> [Information given]:
-*-*-
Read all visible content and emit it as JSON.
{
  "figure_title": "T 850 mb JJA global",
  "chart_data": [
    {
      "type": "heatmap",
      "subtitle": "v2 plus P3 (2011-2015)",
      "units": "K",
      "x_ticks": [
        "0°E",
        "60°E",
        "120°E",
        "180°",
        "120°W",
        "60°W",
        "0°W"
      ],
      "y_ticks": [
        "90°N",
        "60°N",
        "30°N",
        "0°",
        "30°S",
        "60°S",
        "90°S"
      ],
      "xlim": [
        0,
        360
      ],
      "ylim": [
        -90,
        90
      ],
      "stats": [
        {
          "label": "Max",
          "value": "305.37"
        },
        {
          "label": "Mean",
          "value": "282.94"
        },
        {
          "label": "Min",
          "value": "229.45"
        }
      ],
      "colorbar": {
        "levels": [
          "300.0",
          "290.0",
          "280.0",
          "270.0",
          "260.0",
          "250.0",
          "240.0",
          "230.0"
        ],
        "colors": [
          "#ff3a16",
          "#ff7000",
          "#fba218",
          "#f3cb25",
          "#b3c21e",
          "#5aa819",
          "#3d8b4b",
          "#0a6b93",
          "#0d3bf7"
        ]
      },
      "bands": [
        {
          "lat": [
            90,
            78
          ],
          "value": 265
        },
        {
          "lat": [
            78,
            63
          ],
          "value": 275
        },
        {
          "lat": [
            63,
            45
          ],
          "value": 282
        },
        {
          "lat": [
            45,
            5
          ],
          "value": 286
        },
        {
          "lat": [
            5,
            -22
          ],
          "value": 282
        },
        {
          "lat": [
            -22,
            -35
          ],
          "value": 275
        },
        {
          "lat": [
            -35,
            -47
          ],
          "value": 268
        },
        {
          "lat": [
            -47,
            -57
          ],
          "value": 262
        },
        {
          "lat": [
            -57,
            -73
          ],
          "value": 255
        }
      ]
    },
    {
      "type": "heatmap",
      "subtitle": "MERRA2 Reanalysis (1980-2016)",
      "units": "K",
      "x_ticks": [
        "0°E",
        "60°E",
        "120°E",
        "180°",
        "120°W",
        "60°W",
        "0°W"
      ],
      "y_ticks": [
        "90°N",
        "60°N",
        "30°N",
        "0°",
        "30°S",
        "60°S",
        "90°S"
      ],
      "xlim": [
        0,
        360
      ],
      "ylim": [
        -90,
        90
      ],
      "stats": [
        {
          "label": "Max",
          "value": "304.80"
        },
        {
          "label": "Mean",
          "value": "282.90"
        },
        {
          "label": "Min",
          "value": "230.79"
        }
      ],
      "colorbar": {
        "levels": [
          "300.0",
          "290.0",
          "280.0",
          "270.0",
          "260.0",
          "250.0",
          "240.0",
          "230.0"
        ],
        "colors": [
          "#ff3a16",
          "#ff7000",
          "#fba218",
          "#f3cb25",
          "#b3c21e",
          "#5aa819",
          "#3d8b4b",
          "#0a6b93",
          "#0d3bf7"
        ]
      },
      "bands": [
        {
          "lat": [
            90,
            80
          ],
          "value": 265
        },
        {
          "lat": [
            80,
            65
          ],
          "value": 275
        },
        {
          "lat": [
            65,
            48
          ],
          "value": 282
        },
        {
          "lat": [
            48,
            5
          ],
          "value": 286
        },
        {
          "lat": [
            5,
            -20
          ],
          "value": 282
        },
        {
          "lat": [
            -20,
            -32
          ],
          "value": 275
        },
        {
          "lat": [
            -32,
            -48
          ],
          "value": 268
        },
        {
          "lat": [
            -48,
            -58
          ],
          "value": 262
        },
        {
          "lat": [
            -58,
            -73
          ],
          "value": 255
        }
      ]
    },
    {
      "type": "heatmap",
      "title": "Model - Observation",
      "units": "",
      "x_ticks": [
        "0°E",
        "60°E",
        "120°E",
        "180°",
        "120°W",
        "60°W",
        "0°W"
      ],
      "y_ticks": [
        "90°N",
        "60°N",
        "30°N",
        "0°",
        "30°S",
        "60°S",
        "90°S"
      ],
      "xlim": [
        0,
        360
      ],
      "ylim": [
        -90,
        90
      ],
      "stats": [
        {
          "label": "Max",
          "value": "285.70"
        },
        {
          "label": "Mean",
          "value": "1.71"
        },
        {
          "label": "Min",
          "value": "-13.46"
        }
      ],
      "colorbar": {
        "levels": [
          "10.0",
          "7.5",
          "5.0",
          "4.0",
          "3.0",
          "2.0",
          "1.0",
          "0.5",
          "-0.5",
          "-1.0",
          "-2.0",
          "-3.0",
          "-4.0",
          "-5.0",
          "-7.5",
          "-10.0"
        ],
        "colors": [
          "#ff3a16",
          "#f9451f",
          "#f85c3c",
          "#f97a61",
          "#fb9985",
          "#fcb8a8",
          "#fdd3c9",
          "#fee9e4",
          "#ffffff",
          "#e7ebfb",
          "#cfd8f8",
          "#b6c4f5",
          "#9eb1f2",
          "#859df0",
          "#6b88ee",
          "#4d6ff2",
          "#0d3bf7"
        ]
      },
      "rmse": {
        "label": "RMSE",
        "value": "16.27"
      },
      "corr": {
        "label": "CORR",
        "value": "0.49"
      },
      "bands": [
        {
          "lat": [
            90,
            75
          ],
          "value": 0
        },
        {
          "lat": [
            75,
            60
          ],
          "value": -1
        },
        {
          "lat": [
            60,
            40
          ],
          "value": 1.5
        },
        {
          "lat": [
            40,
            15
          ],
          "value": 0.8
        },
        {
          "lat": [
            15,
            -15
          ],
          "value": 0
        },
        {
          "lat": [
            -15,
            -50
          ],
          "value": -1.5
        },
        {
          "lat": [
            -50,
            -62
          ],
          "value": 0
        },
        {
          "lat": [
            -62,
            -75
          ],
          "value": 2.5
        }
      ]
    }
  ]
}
-*-*-
> [Instructions to follow]: Out of the records, collect only those lines that contain the string "subtitle".

> [Solution]:
      "subtitle": "v2 plus P3 (2011-2015)",
      "subtitle": "MERRA2 Reanalysis (1980-2016)",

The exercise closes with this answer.